Request → Output all the entries word for word. Omit the pictures.

Supplied material →
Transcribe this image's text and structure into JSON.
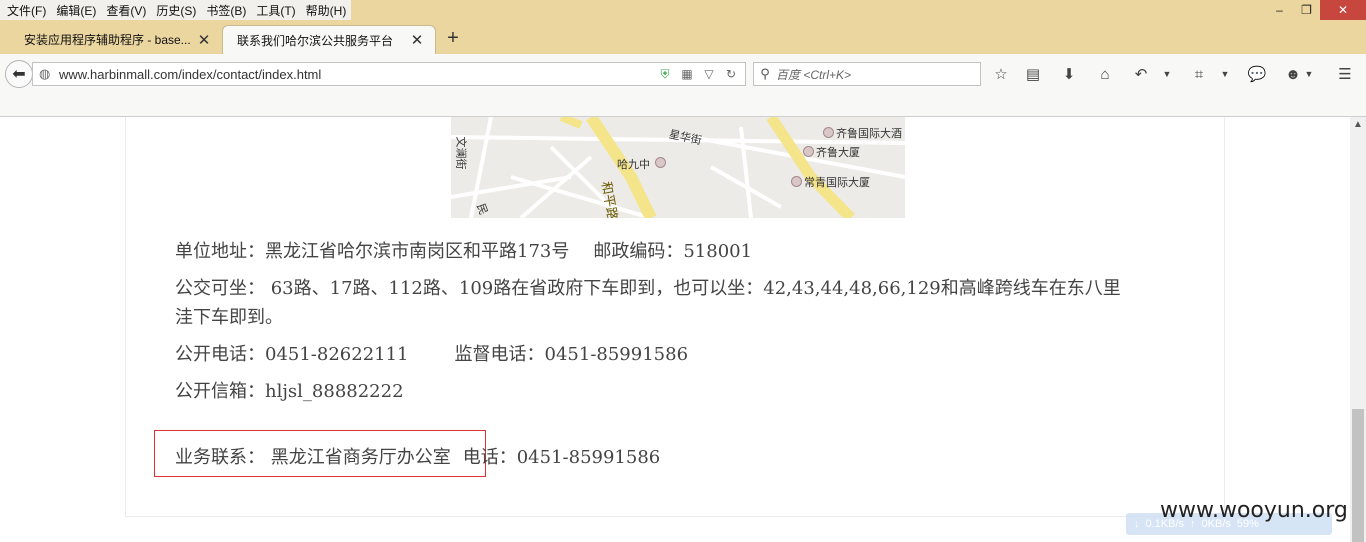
{
  "menu": [
    "文件(F)",
    "编辑(E)",
    "查看(V)",
    "历史(S)",
    "书签(B)",
    "工具(T)",
    "帮助(H)"
  ],
  "window_controls": {
    "minimize": "–",
    "restore": "❐",
    "close": "✕"
  },
  "tabs": [
    {
      "title": "安装应用程序辅助程序 - base...",
      "active": false
    },
    {
      "title": "联系我们哈尔滨公共服务平台",
      "active": true
    }
  ],
  "new_tab_label": "+",
  "urlbar": {
    "url": "www.harbinmall.com/index/contact/index.html"
  },
  "search": {
    "placeholder": "百度 <Ctrl+K>"
  },
  "map_labels": {
    "street1": "星华街",
    "street2": "文澜街",
    "poi1": "齐鲁国际大酒",
    "poi2": "齐鲁大厦",
    "poi3": "常青国际大厦",
    "school": "哈九中",
    "road": "和平路",
    "street3": "民"
  },
  "contact": {
    "address": "单位地址：黑龙江省哈尔滨市南岗区和平路173号",
    "postcode": "邮政编码：518001",
    "bus_line1": "公交可坐： 63路、17路、112路、109路在省政府下车即到，也可以坐：42,43,44,48,66,129和高峰跨线车在东八里",
    "bus_line2": "洼下车即到。",
    "public_phone": "公开电话：0451-82622111",
    "supervision_phone": "监督电话：0451-85991586",
    "public_mailbox": "公开信箱：hljsl_88882222",
    "business_contact": "业务联系： 黑龙江省商务厅办公室",
    "business_phone": "电话：0451-85991586"
  },
  "net_status": {
    "down": "0.1KB/s",
    "up": "0KB/s",
    "percent": "59%"
  },
  "watermark": "www.wooyun.org",
  "colors": {
    "chrome": "#ebd69f",
    "highlight_border": "#dd3333",
    "close_button": "#c7463d"
  }
}
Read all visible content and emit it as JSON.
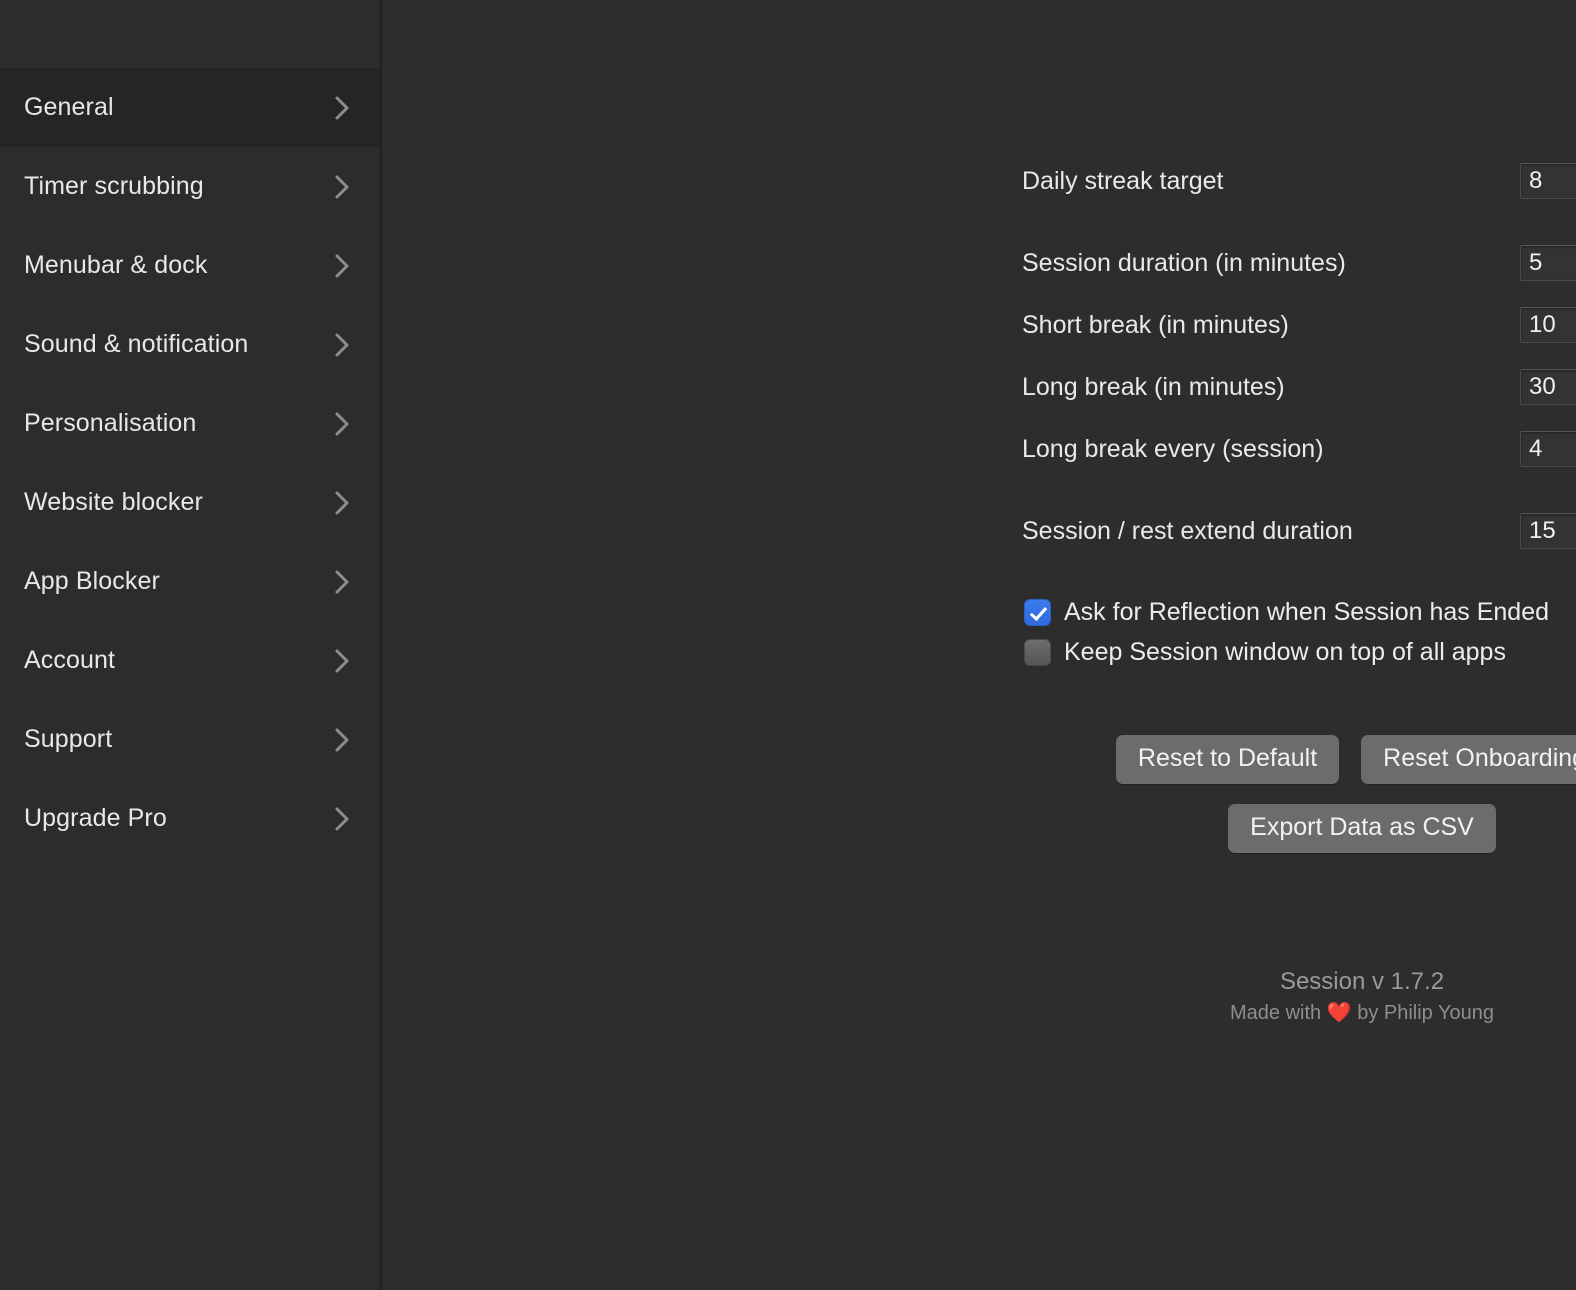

Response to this task →
Transcribe this image's text and structure into JSON.
{
  "menu": [
    "文件(F)",
    "编辑(E)",
    "查看(V)",
    "历史(S)",
    "书签(B)",
    "工具(T)",
    "帮助(H)"
  ],
  "window_controls": {
    "minimize": "–",
    "restore": "❐",
    "close": "✕"
  },
  "tabs": [
    {
      "title": "安装应用程序辅助程序 - base...",
      "active": false
    },
    {
      "title": "联系我们哈尔滨公共服务平台",
      "active": true
    }
  ],
  "new_tab_label": "+",
  "urlbar": {
    "url": "www.harbinmall.com/index/contact/index.html"
  },
  "search": {
    "placeholder": "百度 <Ctrl+K>"
  },
  "map_labels": {
    "street1": "星华街",
    "street2": "文澜街",
    "poi1": "齐鲁国际大酒",
    "poi2": "齐鲁大厦",
    "poi3": "常青国际大厦",
    "school": "哈九中",
    "road": "和平路",
    "street3": "民"
  },
  "contact": {
    "address": "单位地址：黑龙江省哈尔滨市南岗区和平路173号",
    "postcode": "邮政编码：518001",
    "bus_line1": "公交可坐： 63路、17路、112路、109路在省政府下车即到，也可以坐：42,43,44,48,66,129和高峰跨线车在东八里",
    "bus_line2": "洼下车即到。",
    "public_phone": "公开电话：0451-82622111",
    "supervision_phone": "监督电话：0451-85991586",
    "public_mailbox": "公开信箱：hljsl_88882222",
    "business_contact": "业务联系： 黑龙江省商务厅办公室",
    "business_phone": "电话：0451-85991586"
  },
  "net_status": {
    "down": "0.1KB/s",
    "up": "0KB/s",
    "percent": "59%"
  },
  "watermark": "www.wooyun.org",
  "colors": {
    "chrome": "#ebd69f",
    "highlight_border": "#dd3333",
    "close_button": "#c7463d"
  }
}
Read all visible content and emit it as JSON.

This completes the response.